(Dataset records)
+++
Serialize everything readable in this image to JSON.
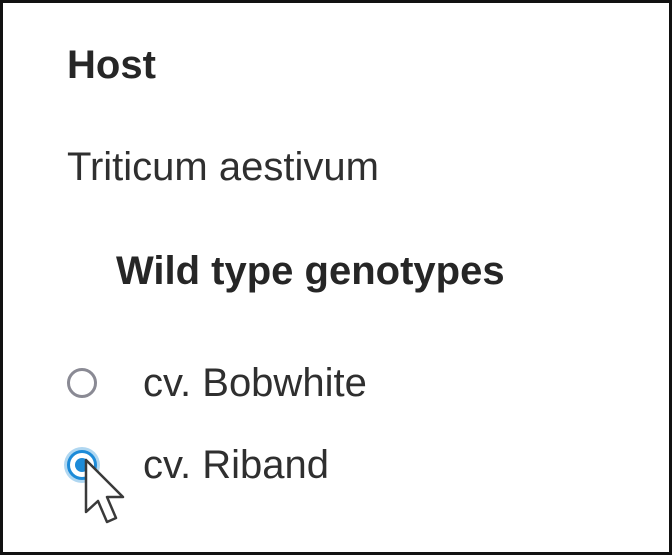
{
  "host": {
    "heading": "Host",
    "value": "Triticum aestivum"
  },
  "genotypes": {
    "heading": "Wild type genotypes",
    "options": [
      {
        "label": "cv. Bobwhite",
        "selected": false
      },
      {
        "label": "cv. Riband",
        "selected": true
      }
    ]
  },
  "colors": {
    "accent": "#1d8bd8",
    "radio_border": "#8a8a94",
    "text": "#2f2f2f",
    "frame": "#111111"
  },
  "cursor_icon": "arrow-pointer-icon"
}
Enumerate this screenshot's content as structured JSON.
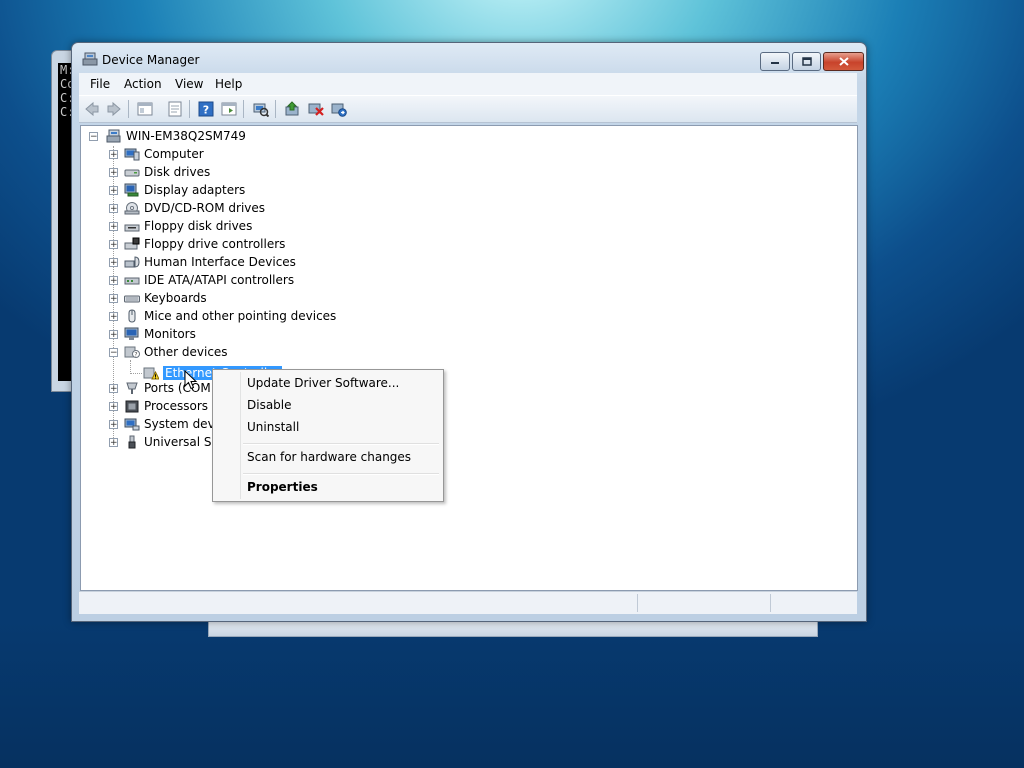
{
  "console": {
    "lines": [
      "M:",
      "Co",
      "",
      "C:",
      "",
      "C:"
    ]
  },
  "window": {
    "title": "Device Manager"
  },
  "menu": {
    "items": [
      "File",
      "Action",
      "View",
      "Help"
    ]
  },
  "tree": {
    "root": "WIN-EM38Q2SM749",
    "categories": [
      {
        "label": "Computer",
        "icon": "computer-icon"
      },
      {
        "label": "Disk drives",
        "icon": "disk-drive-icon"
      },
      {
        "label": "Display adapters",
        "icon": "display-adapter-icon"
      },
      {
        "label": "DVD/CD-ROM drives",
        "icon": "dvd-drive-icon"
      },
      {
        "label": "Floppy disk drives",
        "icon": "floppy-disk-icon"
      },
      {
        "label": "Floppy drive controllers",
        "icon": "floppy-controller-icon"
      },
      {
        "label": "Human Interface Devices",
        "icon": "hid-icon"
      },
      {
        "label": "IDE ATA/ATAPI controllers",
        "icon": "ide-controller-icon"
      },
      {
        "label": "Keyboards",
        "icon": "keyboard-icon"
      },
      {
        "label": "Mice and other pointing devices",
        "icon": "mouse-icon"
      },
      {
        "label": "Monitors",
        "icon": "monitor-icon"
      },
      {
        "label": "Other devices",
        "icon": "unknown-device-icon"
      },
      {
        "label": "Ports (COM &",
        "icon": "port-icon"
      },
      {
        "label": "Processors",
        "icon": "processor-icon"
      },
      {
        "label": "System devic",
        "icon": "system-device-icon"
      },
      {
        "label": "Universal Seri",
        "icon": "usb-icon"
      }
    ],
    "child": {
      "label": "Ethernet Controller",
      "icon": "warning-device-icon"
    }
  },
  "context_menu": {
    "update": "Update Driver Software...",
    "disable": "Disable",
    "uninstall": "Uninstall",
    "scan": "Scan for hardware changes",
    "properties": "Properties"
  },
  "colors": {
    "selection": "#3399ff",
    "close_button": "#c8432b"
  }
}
+++
◆ Description of the task
In the records above, how many lines include "JSON"? Give that number and nothing more.

◆ Solution to this task
2